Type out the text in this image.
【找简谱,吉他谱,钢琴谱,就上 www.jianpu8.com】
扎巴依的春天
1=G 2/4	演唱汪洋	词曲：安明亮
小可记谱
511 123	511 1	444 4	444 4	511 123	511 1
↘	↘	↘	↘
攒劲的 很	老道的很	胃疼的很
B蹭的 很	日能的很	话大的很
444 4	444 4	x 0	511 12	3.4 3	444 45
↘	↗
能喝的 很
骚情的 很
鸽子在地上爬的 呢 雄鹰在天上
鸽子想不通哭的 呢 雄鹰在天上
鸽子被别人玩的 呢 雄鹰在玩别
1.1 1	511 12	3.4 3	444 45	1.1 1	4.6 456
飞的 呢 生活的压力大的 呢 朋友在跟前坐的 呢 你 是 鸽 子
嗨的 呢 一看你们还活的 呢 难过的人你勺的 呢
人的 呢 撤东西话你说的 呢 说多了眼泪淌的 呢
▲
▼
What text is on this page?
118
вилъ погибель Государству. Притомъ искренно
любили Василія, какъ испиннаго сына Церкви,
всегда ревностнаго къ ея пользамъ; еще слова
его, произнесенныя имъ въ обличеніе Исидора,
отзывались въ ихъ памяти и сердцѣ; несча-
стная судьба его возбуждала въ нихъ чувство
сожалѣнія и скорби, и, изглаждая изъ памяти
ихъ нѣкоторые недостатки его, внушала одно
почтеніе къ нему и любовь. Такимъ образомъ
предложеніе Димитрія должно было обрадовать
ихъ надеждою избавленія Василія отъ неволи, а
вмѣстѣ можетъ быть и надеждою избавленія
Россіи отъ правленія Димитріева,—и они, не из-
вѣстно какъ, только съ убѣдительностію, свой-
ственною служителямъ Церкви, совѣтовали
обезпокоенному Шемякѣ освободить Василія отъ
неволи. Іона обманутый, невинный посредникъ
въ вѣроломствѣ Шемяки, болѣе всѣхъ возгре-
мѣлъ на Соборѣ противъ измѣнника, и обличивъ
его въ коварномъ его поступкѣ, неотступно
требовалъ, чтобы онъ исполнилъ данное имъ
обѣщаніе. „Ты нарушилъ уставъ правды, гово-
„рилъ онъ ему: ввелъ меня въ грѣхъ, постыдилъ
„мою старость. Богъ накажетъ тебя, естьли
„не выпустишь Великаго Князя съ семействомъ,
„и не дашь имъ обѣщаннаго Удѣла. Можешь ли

★ ★ ★

Gather each line in the entries above where the string "Церкви" is found.

Result below:
любили Василія, какъ испиннаго сына Церкви,
ственною служителямъ Церкви, совѣтовали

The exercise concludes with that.